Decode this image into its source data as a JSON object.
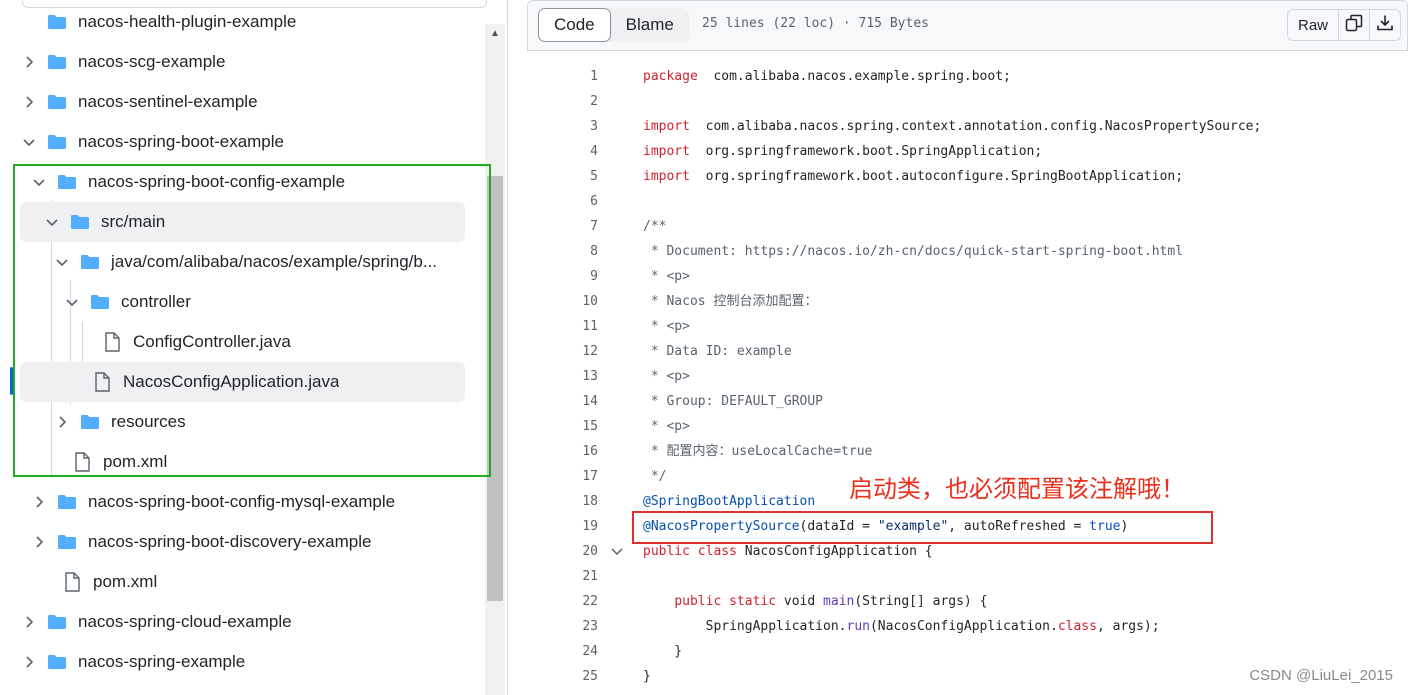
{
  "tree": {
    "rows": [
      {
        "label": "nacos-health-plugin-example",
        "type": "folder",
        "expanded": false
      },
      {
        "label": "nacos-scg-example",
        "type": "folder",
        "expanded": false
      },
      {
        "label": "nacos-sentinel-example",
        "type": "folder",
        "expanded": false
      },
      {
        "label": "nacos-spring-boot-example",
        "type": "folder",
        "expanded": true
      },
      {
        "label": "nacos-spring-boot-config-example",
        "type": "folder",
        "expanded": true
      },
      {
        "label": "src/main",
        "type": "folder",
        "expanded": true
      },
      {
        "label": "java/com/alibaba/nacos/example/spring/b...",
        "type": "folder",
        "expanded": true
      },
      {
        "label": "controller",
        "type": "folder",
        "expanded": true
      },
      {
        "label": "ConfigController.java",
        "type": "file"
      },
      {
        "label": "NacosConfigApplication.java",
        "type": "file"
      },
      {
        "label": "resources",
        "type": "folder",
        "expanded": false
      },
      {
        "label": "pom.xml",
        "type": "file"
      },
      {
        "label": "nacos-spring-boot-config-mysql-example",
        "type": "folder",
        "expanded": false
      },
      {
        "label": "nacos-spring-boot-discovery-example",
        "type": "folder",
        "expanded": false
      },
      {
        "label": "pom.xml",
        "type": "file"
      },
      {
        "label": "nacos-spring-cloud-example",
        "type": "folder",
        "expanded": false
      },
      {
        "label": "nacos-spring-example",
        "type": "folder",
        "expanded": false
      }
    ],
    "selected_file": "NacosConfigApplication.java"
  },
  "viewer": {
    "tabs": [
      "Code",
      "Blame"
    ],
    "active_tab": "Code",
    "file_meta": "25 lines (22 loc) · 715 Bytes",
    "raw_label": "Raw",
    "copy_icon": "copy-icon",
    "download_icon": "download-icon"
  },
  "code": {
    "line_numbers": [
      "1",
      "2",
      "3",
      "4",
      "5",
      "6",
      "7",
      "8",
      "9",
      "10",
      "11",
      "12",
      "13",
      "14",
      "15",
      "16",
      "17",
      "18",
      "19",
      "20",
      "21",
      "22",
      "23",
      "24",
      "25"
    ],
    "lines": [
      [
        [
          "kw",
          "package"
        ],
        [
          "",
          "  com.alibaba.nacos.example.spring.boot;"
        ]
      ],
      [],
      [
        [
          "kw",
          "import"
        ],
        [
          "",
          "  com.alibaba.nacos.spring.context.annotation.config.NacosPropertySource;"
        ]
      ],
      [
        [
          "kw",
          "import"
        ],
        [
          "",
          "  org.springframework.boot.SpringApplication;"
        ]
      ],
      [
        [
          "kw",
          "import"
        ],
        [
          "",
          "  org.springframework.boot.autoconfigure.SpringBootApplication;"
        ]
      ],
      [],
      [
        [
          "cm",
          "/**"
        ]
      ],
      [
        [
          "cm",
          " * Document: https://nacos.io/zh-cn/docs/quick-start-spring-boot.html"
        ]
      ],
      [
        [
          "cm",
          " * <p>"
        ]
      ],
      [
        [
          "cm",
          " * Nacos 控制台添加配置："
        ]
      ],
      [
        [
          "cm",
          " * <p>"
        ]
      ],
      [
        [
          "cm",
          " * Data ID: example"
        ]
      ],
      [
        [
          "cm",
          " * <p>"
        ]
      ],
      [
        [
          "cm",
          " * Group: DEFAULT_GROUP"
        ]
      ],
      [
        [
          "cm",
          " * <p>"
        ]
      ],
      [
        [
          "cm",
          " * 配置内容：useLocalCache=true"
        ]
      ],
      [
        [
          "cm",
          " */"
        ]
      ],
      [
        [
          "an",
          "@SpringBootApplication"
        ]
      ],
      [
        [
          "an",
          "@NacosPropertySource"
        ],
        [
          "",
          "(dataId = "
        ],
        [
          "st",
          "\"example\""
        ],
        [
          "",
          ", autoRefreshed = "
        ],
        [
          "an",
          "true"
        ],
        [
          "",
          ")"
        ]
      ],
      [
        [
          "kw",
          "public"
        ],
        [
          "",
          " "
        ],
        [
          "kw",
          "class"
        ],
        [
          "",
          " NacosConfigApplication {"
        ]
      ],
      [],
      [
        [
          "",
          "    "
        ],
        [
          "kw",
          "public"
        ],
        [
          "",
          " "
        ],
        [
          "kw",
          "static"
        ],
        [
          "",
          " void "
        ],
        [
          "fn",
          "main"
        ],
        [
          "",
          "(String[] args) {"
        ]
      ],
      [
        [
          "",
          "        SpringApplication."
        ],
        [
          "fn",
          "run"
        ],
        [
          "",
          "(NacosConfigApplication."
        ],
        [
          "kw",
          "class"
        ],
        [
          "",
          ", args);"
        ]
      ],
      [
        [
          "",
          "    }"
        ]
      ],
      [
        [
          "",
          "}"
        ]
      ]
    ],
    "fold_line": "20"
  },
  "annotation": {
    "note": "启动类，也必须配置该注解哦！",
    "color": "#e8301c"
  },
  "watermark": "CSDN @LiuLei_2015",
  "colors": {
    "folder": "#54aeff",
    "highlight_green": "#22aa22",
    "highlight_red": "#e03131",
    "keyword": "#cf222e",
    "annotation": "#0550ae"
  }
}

******

• **Challenge**
From the data above, gather every line that includes the word "icon".

• **Output of the task**
    "copy_icon": "copy-icon",
    "download_icon": "download-icon"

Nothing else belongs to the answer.